Every line that contains the word "TradingView" should be copied.

○ ○ ○ ○ ○

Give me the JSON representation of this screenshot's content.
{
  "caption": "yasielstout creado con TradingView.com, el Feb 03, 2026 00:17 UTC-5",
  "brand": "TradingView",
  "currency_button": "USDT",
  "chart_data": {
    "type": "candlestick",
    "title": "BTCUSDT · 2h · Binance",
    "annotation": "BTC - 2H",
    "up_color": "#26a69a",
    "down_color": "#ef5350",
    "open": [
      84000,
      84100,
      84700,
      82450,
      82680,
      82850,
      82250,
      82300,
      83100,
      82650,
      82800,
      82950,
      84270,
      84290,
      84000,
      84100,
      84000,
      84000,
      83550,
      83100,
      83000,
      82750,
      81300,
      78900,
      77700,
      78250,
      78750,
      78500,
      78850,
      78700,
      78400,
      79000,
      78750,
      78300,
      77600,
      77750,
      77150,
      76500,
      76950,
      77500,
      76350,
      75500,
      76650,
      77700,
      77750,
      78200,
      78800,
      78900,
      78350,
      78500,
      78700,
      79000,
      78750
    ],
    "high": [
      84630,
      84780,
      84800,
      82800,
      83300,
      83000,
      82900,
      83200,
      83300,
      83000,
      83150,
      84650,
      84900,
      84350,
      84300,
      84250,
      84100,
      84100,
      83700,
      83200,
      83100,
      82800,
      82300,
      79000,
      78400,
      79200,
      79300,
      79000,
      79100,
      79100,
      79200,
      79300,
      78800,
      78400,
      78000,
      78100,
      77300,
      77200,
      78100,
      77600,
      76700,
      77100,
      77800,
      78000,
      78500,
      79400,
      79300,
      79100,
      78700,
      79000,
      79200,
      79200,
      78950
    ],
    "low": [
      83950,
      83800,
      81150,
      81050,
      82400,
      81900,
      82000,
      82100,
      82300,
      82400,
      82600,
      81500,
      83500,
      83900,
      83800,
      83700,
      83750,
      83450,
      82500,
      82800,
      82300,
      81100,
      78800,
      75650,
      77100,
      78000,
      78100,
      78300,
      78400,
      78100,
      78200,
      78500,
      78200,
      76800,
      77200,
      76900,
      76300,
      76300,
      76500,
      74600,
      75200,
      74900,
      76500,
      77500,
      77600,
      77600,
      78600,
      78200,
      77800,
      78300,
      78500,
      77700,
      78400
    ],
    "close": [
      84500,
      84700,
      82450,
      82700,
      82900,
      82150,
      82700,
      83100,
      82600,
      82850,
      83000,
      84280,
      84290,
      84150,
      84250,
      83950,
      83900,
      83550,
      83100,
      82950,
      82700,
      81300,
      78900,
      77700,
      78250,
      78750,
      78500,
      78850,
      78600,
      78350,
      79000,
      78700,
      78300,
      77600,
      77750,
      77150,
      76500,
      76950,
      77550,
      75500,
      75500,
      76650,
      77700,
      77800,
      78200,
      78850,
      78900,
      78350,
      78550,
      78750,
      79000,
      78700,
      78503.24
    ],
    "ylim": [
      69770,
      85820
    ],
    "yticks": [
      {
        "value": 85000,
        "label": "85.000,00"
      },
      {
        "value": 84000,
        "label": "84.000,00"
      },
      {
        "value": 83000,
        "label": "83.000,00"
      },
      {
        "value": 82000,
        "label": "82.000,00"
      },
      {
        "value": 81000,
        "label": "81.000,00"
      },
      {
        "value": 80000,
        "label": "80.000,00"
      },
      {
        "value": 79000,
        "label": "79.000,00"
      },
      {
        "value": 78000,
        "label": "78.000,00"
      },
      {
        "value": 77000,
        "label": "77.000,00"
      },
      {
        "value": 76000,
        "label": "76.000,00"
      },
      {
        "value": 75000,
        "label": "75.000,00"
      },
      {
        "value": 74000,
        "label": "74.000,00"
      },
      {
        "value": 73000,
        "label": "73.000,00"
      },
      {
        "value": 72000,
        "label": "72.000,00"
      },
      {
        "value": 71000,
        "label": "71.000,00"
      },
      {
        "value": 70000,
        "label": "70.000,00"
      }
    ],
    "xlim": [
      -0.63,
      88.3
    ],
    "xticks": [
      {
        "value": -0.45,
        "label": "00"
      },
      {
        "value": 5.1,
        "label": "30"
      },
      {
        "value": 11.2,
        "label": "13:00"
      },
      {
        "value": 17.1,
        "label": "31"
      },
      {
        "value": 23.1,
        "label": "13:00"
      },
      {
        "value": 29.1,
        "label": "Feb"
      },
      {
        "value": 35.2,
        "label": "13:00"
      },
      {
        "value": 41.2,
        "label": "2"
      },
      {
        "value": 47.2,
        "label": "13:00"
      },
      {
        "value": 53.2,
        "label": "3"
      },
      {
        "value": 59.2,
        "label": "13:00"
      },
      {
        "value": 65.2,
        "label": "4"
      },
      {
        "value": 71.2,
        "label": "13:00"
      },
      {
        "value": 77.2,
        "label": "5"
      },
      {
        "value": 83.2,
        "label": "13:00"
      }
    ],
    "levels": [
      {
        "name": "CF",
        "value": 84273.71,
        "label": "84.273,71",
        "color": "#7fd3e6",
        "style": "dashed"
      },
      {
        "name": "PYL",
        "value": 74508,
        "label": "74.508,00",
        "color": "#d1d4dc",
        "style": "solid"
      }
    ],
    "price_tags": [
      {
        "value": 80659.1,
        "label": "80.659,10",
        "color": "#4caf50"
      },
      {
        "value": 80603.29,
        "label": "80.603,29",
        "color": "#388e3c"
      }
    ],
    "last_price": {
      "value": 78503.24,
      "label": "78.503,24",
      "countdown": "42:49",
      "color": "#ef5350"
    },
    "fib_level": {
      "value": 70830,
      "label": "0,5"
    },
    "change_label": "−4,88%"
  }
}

○ ○ ○ ○ ○

## THE RESULT
  "caption": "yasielstout creado con TradingView.com, el Feb 03, 2026 00:17 UTC-5",
  "brand": "TradingView",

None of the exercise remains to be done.